=== About this task ===
From the entries that follow, gather each line holding the word "regression".

=== Record extracts ===

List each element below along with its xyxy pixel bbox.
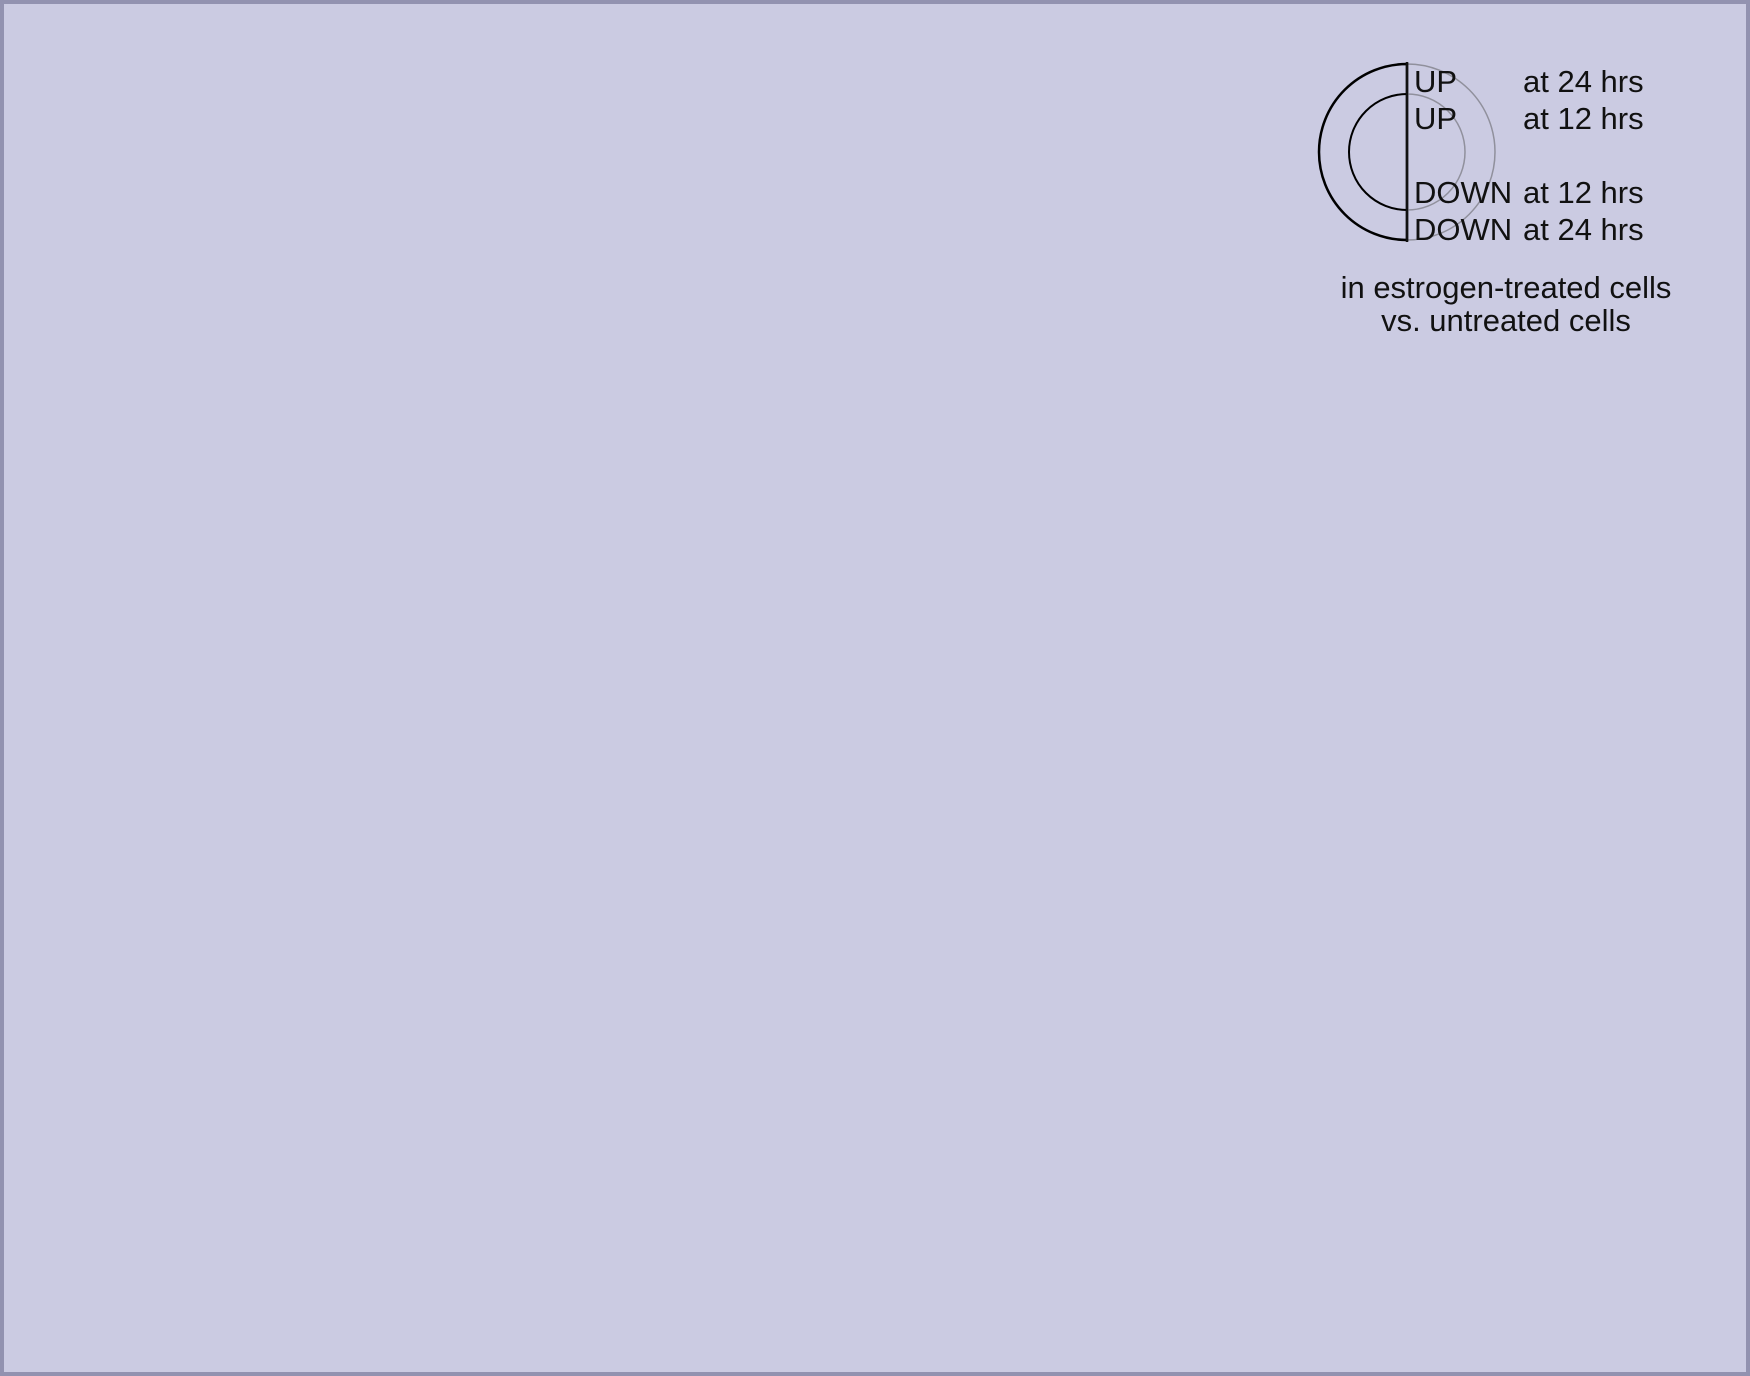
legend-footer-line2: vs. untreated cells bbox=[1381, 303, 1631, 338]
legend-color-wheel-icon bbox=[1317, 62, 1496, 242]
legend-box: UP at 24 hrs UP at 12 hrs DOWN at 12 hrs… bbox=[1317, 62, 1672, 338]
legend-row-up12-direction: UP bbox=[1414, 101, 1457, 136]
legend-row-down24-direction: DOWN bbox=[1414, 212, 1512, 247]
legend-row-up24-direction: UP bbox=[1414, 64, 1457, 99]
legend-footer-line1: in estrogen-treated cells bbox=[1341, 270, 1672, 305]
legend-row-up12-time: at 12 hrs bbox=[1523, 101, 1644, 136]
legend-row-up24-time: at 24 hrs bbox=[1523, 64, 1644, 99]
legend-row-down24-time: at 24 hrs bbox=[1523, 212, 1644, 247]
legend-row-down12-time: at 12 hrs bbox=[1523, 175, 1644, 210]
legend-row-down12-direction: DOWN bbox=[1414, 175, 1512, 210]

==

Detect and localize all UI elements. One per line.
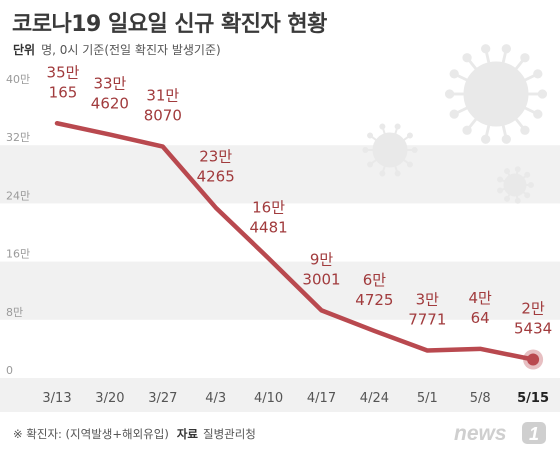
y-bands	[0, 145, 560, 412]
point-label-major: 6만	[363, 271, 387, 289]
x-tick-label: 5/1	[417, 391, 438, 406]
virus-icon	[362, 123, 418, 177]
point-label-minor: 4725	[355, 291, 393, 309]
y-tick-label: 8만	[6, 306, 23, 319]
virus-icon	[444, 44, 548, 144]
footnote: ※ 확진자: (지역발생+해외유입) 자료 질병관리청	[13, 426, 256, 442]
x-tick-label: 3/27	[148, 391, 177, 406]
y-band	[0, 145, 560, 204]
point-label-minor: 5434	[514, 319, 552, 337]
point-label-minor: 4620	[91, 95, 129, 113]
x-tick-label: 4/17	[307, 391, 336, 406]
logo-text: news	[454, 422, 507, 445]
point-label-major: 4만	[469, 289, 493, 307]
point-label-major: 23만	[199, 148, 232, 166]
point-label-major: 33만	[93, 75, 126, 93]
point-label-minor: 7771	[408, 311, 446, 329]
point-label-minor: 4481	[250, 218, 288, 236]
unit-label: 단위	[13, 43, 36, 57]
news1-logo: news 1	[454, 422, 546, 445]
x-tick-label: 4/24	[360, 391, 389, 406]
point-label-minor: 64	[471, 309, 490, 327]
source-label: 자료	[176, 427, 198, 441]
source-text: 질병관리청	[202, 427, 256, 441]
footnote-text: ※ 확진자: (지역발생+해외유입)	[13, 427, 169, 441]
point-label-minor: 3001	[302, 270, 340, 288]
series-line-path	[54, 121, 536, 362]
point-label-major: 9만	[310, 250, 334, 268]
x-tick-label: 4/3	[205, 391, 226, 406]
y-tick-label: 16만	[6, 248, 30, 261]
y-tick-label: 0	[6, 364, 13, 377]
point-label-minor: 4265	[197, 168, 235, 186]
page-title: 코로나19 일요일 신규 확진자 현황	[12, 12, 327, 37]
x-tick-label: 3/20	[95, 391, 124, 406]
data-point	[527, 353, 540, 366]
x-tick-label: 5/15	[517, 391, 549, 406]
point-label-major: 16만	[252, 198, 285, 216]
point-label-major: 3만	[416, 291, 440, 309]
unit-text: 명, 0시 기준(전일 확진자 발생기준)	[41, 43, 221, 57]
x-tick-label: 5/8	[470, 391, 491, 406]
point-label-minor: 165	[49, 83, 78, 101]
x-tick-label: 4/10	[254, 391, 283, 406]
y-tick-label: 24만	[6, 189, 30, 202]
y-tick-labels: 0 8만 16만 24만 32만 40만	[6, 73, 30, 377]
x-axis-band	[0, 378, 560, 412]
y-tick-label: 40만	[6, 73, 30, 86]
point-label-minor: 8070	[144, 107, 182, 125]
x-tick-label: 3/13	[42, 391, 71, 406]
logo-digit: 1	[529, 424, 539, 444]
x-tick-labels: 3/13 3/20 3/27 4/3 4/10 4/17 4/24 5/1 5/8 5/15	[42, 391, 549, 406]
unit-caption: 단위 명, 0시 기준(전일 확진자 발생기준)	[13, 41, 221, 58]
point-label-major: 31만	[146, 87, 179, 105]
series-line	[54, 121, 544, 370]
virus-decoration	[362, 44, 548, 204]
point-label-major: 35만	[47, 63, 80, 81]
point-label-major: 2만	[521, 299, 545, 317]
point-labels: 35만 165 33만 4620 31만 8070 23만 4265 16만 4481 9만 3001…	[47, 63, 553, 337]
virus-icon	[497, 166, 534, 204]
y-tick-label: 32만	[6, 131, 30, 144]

* * *

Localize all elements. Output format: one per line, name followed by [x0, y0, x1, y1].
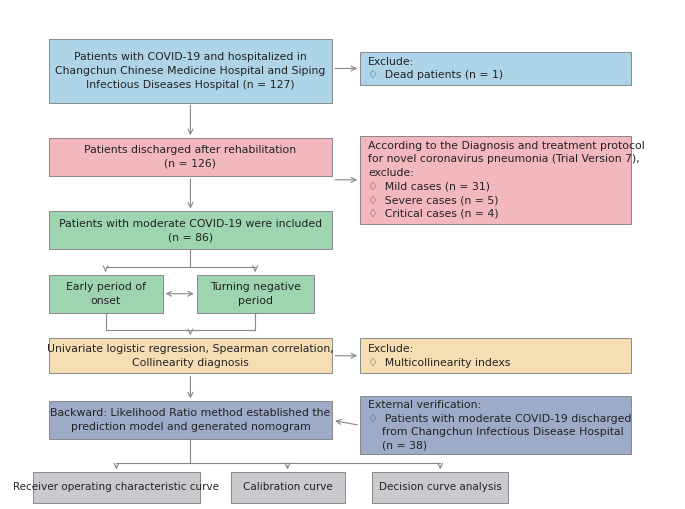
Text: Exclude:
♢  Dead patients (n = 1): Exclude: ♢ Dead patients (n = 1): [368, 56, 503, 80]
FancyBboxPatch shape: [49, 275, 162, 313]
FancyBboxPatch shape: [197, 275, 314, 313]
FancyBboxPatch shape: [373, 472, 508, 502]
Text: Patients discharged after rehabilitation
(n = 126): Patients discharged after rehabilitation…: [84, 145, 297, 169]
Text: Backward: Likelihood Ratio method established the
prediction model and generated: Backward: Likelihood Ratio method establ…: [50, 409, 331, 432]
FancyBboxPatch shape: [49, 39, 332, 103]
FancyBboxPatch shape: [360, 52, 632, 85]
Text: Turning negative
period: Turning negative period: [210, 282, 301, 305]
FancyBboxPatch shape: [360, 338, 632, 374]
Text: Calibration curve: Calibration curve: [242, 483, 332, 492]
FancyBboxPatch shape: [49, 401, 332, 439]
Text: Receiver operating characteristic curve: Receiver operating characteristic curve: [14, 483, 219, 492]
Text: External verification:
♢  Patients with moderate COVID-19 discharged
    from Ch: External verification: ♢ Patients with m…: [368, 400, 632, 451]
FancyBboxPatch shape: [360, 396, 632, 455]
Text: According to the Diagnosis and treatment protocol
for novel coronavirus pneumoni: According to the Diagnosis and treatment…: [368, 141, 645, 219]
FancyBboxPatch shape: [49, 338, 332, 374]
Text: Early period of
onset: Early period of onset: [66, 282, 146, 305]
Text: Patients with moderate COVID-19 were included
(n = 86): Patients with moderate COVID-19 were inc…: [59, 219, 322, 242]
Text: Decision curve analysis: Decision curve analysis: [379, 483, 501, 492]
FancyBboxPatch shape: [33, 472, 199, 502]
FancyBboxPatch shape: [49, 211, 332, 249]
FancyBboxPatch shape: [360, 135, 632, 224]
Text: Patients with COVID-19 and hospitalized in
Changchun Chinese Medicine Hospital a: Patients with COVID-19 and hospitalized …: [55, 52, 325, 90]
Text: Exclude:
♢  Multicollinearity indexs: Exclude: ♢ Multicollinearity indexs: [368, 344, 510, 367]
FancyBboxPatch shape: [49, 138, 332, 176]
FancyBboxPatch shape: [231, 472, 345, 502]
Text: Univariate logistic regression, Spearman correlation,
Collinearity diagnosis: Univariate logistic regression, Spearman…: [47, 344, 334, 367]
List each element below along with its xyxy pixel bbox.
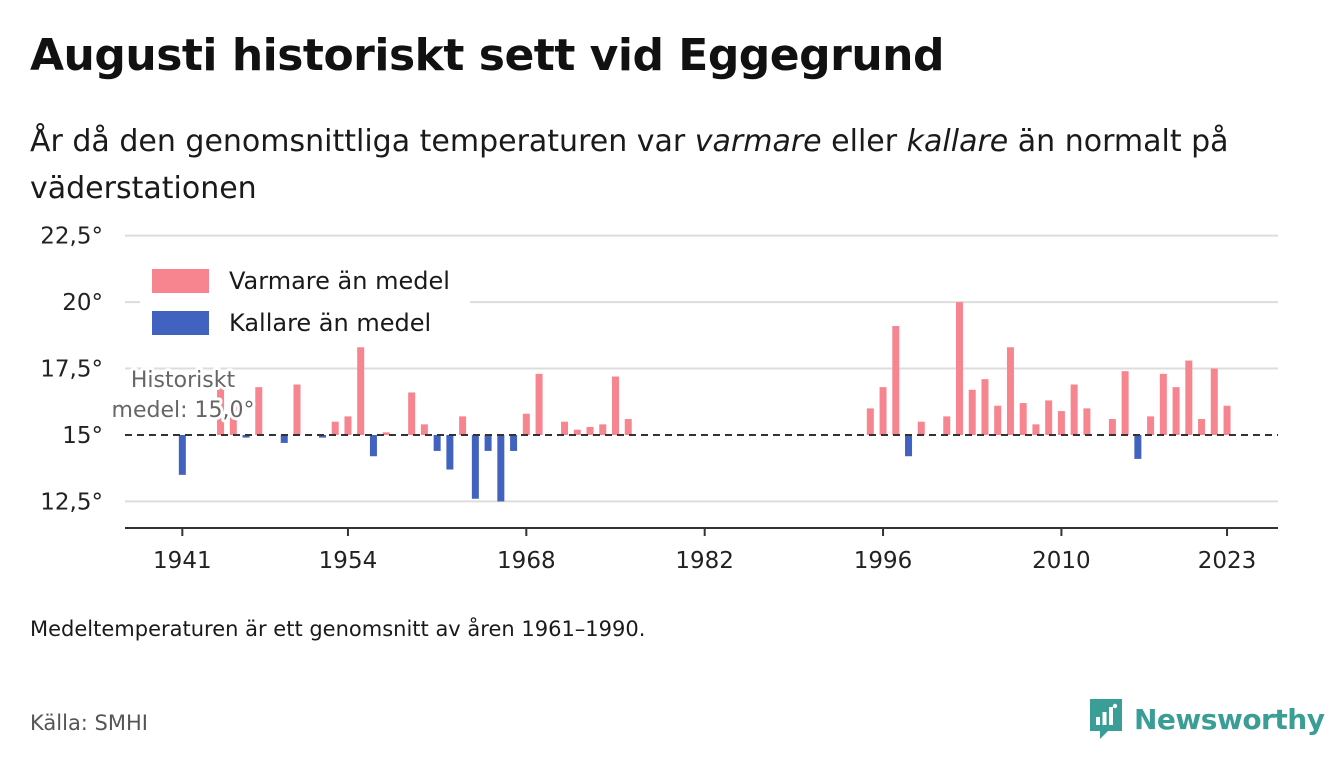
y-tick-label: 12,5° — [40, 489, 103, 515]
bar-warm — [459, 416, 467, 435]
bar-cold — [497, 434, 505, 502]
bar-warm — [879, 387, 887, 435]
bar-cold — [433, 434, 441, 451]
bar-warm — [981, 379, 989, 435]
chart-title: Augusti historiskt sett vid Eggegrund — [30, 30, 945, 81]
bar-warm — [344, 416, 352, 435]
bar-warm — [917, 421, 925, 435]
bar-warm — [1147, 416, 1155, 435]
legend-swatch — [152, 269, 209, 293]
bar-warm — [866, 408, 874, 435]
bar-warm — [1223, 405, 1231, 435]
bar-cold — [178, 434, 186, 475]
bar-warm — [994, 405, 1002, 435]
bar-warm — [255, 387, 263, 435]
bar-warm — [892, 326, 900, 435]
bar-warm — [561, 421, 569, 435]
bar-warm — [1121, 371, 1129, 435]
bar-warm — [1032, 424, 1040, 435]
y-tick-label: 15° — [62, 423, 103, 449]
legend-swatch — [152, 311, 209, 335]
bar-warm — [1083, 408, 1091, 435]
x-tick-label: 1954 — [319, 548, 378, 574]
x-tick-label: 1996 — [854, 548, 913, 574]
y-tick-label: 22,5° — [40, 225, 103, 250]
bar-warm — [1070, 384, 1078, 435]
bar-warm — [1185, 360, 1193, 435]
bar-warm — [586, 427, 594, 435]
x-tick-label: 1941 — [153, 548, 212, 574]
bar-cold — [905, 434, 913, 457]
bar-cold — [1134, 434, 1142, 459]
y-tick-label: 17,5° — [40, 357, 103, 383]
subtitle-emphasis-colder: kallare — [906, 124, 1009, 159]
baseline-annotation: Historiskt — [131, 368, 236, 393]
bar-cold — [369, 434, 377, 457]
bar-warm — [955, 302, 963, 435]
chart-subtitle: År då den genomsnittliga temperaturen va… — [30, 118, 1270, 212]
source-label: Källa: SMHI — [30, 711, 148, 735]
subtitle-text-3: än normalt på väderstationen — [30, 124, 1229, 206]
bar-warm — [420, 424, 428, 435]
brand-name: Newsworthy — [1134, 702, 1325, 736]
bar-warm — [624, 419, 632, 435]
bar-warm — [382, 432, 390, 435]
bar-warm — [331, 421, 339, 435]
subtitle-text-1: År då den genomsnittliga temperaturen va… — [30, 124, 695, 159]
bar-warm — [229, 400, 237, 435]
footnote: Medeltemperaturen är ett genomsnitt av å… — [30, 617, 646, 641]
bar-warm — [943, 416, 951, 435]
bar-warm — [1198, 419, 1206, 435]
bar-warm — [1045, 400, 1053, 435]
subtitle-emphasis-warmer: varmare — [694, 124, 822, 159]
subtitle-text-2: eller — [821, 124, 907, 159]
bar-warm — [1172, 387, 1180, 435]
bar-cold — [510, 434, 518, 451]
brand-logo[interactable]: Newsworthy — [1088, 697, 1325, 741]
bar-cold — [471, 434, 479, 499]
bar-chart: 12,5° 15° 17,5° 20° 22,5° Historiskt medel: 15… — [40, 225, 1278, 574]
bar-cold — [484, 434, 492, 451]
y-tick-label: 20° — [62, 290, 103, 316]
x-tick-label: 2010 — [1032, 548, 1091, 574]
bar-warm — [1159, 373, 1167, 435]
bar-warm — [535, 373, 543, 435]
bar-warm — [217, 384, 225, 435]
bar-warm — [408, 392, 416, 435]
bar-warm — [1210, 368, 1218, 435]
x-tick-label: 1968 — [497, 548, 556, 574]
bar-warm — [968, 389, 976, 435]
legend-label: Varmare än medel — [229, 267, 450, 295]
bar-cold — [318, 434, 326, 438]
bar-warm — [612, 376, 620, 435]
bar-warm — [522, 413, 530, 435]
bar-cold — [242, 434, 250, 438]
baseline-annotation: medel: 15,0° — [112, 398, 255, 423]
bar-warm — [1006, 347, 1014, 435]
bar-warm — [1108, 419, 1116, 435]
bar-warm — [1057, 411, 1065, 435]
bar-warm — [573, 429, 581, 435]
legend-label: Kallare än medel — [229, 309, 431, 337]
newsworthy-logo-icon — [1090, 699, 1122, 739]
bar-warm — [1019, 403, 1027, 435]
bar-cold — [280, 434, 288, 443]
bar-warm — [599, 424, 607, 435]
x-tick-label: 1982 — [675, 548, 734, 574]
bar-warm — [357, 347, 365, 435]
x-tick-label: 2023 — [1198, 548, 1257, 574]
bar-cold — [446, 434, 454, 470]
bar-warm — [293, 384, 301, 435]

=== Finished task ===
Text: Univariate logistic regression, Spearman correlation,
Collinearity diagnosis: Univariate logistic regression, Spearman…: [47, 344, 334, 367]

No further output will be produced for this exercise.